[START EXTRACTED RECORDS]

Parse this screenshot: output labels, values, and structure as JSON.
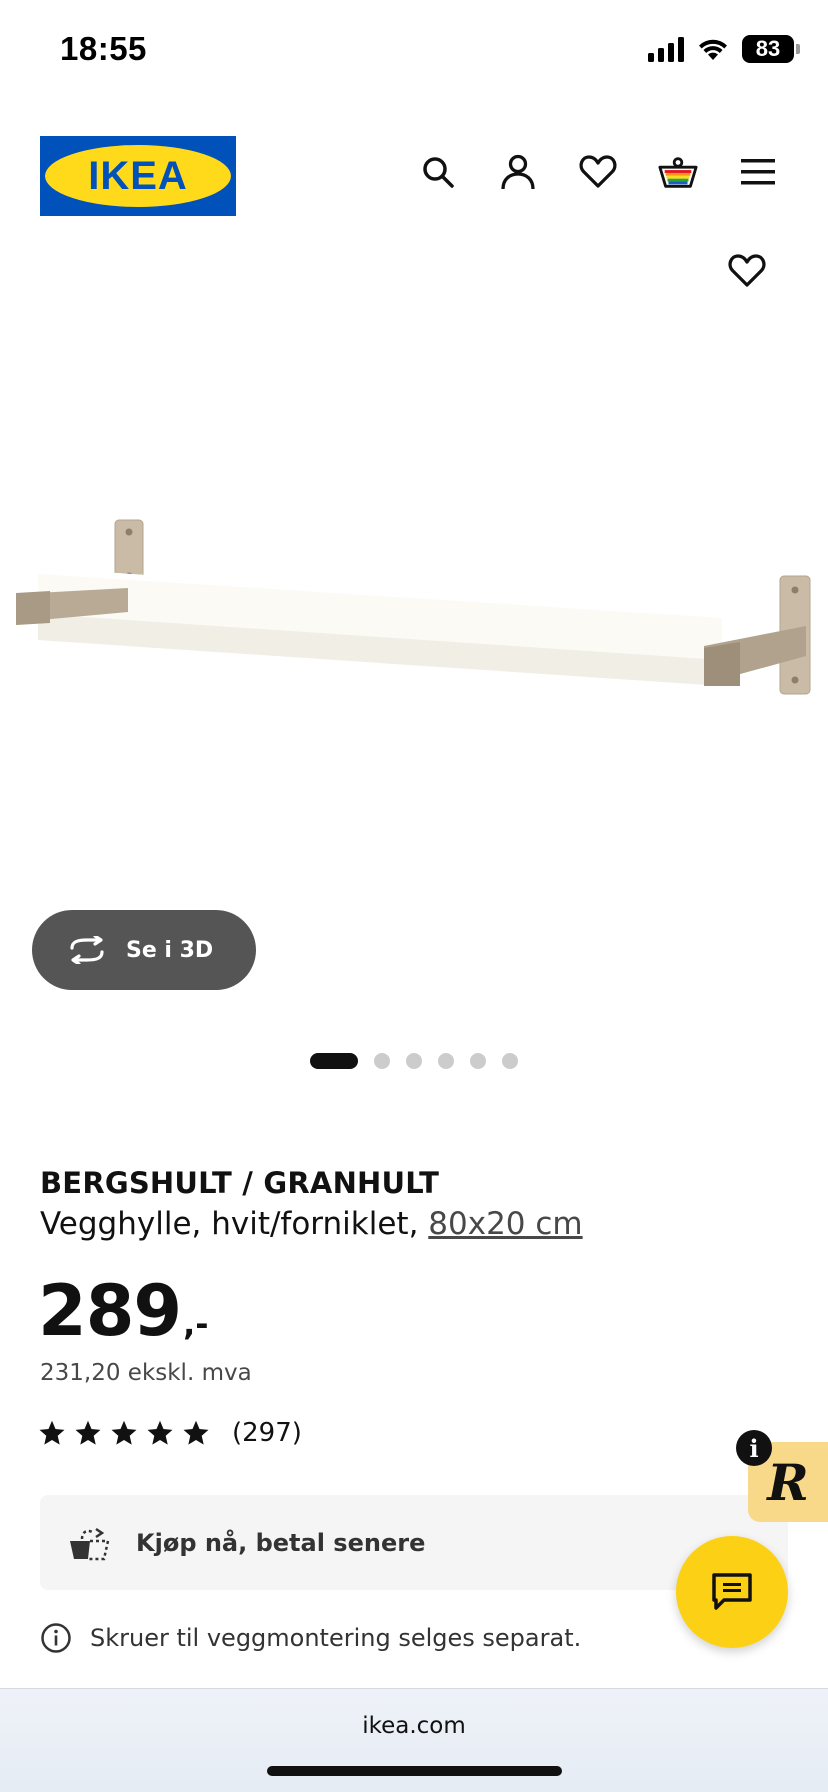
{
  "status_bar": {
    "time": "18:55",
    "battery": "83"
  },
  "header": {
    "logo_text": "IKEA",
    "icons": [
      "search-icon",
      "profile-icon",
      "favorites-icon",
      "cart-icon",
      "menu-icon"
    ]
  },
  "product": {
    "name": "BERGSHULT / GRANHULT",
    "description": "Vegghylle, hvit/forniklet,",
    "size": "80x20 cm",
    "price_integer": "289",
    "price_suffix": ",-",
    "price_excl_vat": "231,20 ekskl. mva",
    "rating": 5,
    "rating_count": "(297)",
    "image_count": 6,
    "active_image": 1
  },
  "buttons": {
    "view_3d": "Se i 3D",
    "pay_later": "Kjøp nå, betal senere"
  },
  "notes": {
    "screws": "Skruer til veggmontering selges separat."
  },
  "badges": {
    "info": "i",
    "r_logo": "R"
  },
  "browser": {
    "url": "ikea.com"
  },
  "colors": {
    "ikea_blue": "#0051ba",
    "ikea_yellow": "#ffda1a",
    "chat_yellow": "#fcd115",
    "button_gray": "#555555"
  }
}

[END EXTRACTED RECORDS]

### YOUR INSTRUCTIONS:
Repeat the material above word for word, please, apart from its images.

### ANSWER IN FULL:
Parse this screenshot: output labels, values, and structure as JSON.
{
  "status_bar": {
    "time": "18:55",
    "battery": "83"
  },
  "header": {
    "logo_text": "IKEA",
    "icons": [
      "search-icon",
      "profile-icon",
      "favorites-icon",
      "cart-icon",
      "menu-icon"
    ]
  },
  "product": {
    "name": "BERGSHULT / GRANHULT",
    "description": "Vegghylle, hvit/forniklet,",
    "size": "80x20 cm",
    "price_integer": "289",
    "price_suffix": ",-",
    "price_excl_vat": "231,20 ekskl. mva",
    "rating": 5,
    "rating_count": "(297)",
    "image_count": 6,
    "active_image": 1
  },
  "buttons": {
    "view_3d": "Se i 3D",
    "pay_later": "Kjøp nå, betal senere"
  },
  "notes": {
    "screws": "Skruer til veggmontering selges separat."
  },
  "badges": {
    "info": "i",
    "r_logo": "R"
  },
  "browser": {
    "url": "ikea.com"
  },
  "colors": {
    "ikea_blue": "#0051ba",
    "ikea_yellow": "#ffda1a",
    "chat_yellow": "#fcd115",
    "button_gray": "#555555"
  }
}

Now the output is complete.